Records
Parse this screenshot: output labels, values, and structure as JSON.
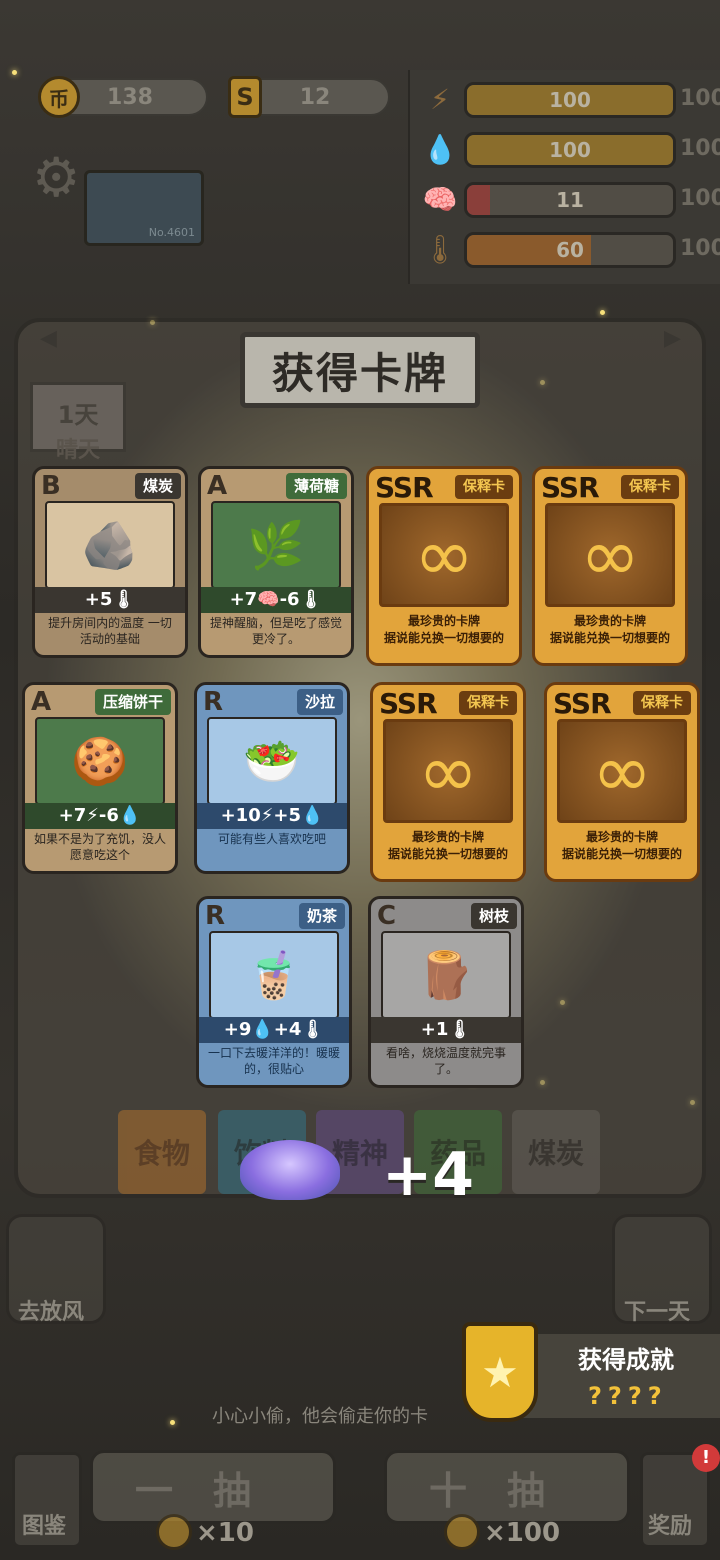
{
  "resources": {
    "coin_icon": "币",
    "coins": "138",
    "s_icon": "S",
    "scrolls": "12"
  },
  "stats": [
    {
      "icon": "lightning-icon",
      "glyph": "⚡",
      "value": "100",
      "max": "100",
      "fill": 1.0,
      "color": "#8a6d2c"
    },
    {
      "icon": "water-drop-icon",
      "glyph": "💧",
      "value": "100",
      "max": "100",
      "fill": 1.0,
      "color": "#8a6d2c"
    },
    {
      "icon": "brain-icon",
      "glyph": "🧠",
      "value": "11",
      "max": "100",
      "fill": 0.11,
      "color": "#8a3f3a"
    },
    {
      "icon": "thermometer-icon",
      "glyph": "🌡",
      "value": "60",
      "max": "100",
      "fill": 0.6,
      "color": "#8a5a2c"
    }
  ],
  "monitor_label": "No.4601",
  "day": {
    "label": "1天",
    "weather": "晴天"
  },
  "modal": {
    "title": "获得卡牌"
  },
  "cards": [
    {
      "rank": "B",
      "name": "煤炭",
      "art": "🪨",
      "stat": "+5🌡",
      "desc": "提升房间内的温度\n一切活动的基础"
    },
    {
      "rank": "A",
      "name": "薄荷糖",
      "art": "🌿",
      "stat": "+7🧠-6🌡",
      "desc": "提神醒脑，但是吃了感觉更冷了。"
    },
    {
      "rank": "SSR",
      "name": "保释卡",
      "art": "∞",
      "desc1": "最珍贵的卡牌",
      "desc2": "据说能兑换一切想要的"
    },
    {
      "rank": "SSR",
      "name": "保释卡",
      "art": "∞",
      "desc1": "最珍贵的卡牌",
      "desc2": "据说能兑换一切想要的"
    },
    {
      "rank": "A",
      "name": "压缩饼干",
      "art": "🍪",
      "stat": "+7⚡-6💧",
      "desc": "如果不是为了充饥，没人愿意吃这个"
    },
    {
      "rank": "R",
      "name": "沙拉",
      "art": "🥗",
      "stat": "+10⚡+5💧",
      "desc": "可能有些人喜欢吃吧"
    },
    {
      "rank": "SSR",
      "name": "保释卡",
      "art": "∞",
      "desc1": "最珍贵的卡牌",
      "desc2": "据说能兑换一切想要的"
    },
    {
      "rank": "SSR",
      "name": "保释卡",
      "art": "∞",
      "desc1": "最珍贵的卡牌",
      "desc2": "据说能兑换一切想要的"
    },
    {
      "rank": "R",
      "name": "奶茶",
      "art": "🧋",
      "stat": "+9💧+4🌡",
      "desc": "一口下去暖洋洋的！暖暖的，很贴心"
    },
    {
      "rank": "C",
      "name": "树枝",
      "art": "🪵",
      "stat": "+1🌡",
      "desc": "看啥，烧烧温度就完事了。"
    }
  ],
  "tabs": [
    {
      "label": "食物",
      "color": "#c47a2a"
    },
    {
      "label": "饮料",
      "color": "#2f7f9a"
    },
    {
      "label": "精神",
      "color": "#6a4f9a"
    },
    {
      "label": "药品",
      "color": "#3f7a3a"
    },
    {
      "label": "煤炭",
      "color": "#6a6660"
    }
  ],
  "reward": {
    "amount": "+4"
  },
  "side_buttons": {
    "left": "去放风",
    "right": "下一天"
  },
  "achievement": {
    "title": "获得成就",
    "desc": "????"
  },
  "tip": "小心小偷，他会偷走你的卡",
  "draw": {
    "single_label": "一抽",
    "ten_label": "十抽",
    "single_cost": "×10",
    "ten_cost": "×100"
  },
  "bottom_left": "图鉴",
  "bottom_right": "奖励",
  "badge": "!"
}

---

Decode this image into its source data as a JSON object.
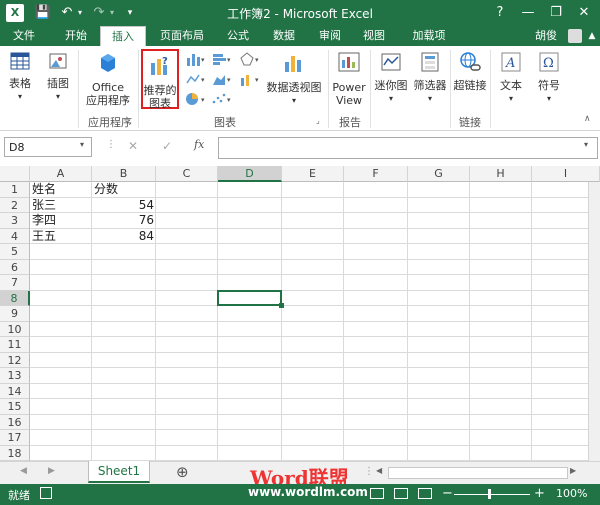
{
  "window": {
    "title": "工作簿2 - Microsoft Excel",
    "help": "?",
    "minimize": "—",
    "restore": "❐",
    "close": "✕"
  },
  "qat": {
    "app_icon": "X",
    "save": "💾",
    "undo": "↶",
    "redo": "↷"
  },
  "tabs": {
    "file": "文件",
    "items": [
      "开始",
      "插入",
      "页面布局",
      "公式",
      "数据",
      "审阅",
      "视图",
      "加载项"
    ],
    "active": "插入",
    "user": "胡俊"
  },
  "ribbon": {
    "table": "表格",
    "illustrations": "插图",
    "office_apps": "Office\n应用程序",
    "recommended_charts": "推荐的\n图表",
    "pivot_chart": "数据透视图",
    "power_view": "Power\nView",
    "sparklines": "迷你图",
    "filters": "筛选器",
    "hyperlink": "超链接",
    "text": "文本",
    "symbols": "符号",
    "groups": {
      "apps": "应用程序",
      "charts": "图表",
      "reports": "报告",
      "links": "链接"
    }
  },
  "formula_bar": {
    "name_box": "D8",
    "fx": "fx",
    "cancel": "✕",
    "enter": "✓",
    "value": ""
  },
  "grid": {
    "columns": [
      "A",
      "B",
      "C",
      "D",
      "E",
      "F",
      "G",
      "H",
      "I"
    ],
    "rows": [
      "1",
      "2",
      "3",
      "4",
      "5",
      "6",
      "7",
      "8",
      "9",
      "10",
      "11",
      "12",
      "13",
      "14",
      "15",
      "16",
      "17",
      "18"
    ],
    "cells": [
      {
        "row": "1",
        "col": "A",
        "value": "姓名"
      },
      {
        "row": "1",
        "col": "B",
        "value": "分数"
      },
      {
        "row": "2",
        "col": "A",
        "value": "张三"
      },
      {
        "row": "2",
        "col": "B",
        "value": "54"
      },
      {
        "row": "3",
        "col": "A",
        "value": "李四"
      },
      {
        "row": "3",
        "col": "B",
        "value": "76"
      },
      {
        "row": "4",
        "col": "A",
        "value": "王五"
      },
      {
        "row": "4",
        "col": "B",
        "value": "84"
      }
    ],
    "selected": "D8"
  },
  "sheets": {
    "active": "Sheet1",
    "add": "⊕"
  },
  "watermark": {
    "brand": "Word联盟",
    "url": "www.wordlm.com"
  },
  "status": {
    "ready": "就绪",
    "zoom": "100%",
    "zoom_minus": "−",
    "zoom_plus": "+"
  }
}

==

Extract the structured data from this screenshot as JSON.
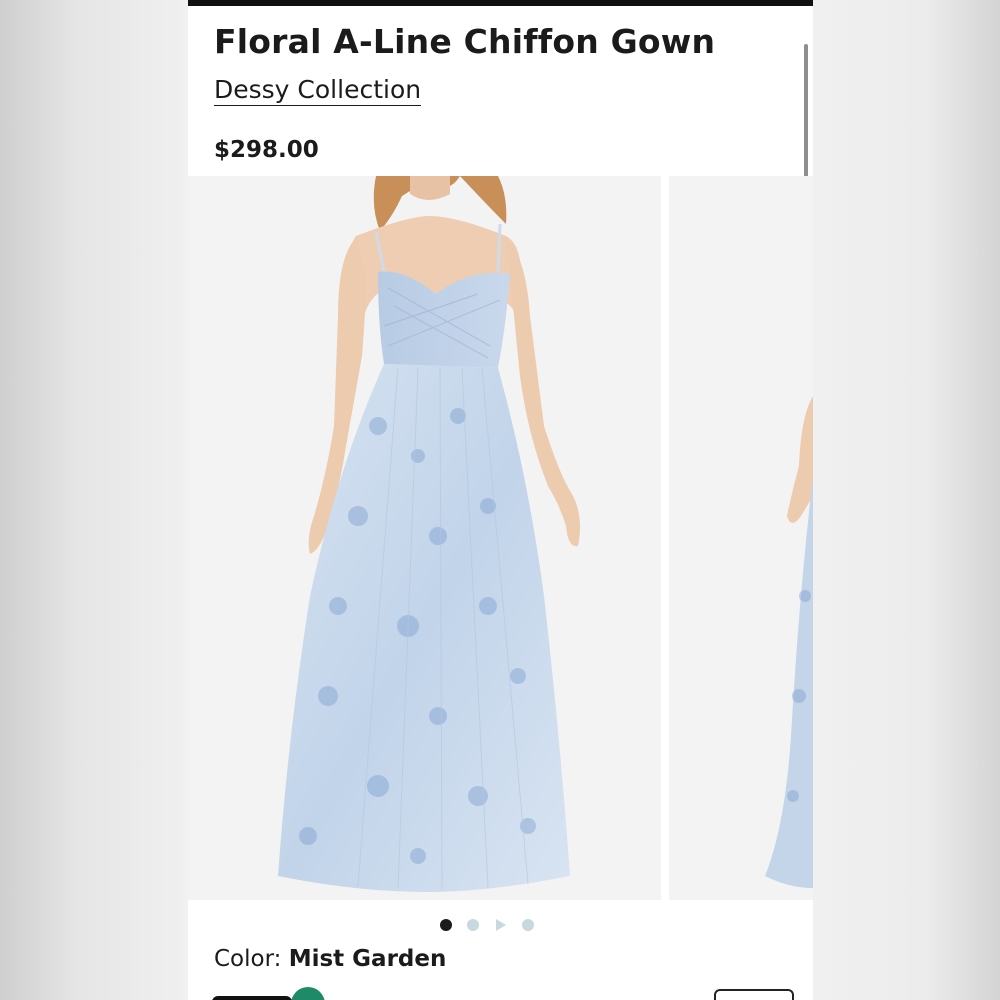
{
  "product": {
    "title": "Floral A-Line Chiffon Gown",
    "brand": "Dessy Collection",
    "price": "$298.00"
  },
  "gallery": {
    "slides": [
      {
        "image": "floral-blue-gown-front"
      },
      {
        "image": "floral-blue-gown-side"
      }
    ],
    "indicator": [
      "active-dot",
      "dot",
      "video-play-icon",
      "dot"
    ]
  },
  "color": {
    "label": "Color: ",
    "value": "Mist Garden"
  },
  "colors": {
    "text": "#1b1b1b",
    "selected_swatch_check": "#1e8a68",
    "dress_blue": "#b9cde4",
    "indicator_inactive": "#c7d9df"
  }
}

Task requirements
The answer is the number of lines in the preceding material that hold "data"; write that number and nothing else.

Solution
2